▸ Problem description: The records below must be copied in full; omit the images.
::: Entries shown :::
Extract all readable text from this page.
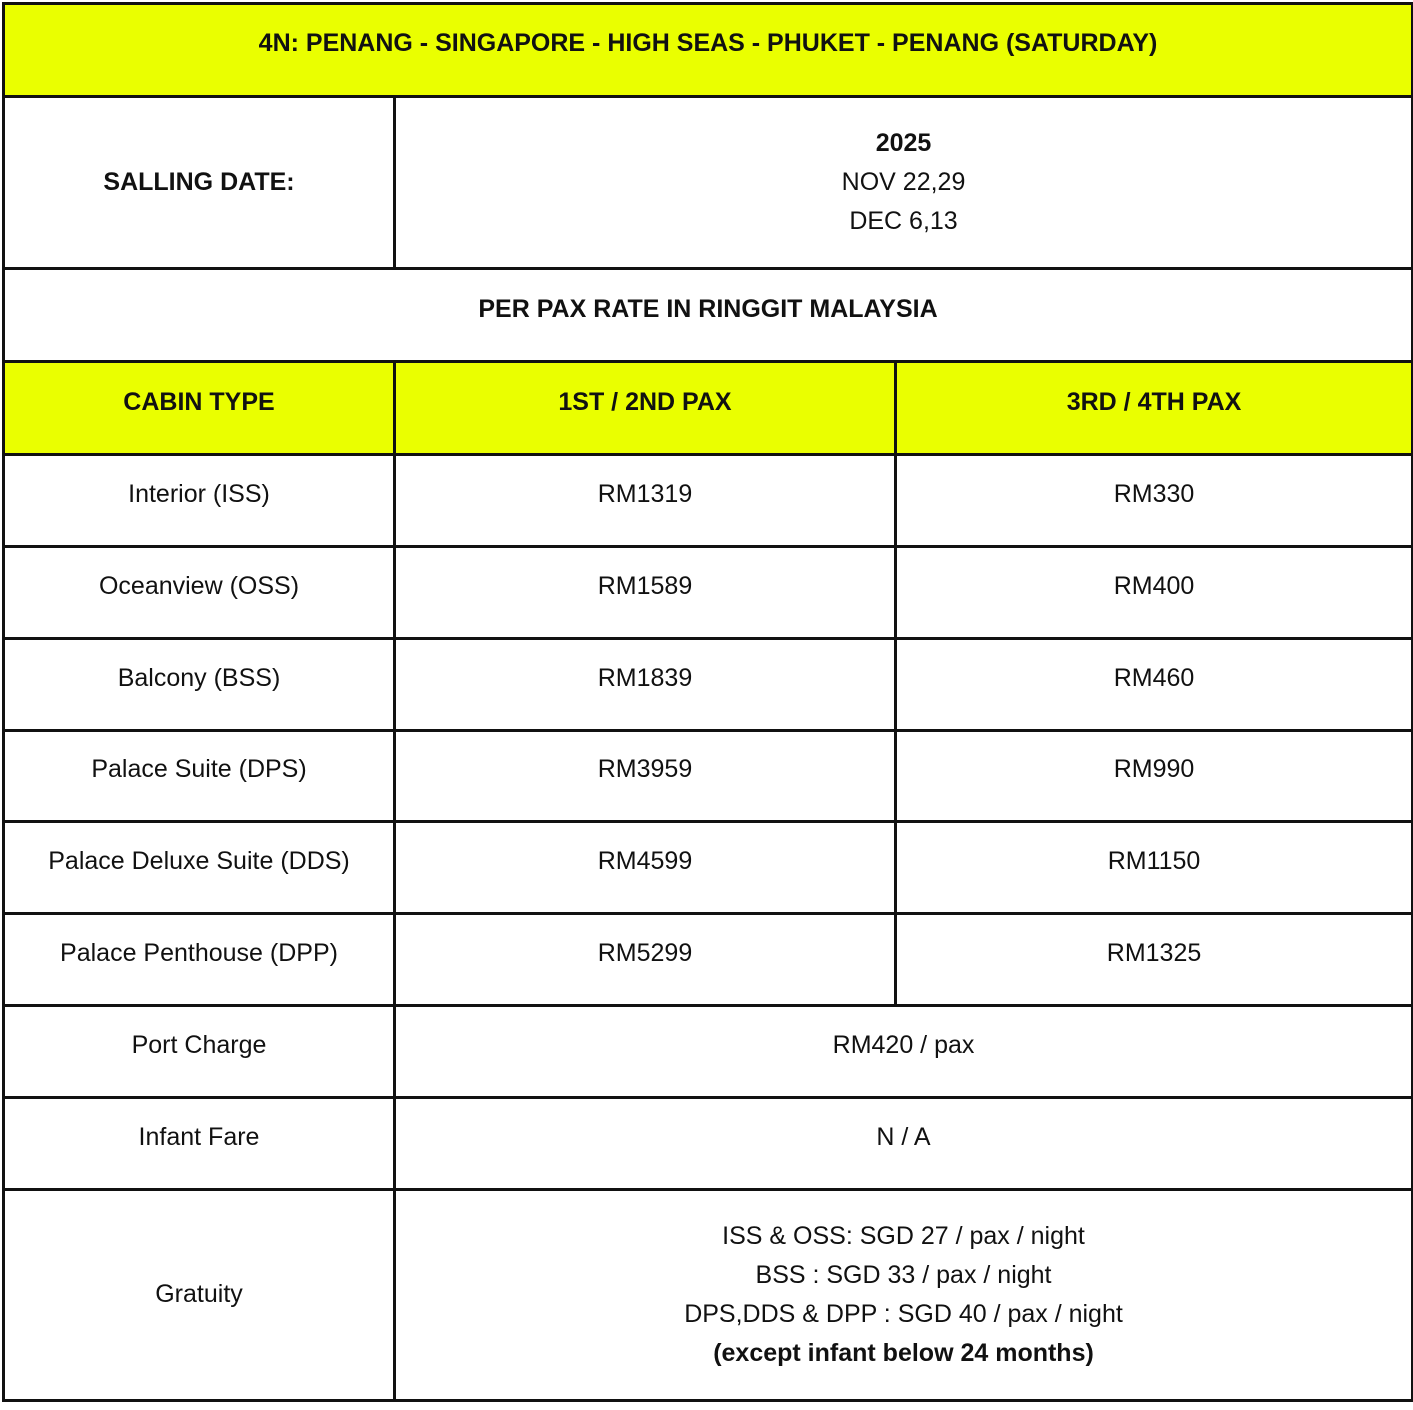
4N: PENANG - SINGAPORE - HIGH SEAS - PHUKET - PENANG (SATURDAY)		
SALLING DATE:	2025
NOV 22,29
DEC 6,13	

PER PAX RATE IN RINGGIT MALAYSIA		
CABIN TYPE	1ST / 2ND PAX	3RD / 4TH PAX
Interior (ISS)	RM1319	RM330
Oceanview (OSS)	RM1589	RM400
Balcony (BSS)	RM1839	RM460
Palace Suite (DPS)	RM3959	RM990
Palace Deluxe Suite (DDS)	RM4599	RM1150
Palace Penthouse (DPP)	RM5299	RM1325
Port Charge	RM420 / pax	
Infant Fare	N / A	
Gratuity	ISS & OSS: SGD 27 / pax / night
BSS : SGD 33 / pax / night
DPS,DDS & DPP : SGD 40 / pax / night
(except infant below 24 months)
:::
▸ Solution:
Extract all readable text from this page.
4N: PENANG - SINGAPORE - HIGH SEAS - PHUKET - PENANG (SATURDAY)		
SALLING DATE:	2025
NOV 22,29
DEC 6,13	

PER PAX RATE IN RINGGIT MALAYSIA		
CABIN TYPE	1ST / 2ND PAX	3RD / 4TH PAX
Interior (ISS)	RM1319	RM330
Oceanview (OSS)	RM1589	RM400
Balcony (BSS)	RM1839	RM460
Palace Suite (DPS)	RM3959	RM990
Palace Deluxe Suite (DDS)	RM4599	RM1150
Palace Penthouse (DPP)	RM5299	RM1325
Port Charge	RM420 / pax	
Infant Fare	N / A	
Gratuity	ISS & OSS: SGD 27 / pax / night
BSS : SGD 33 / pax / night
DPS,DDS & DPP : SGD 40 / pax / night
(except infant below 24 months)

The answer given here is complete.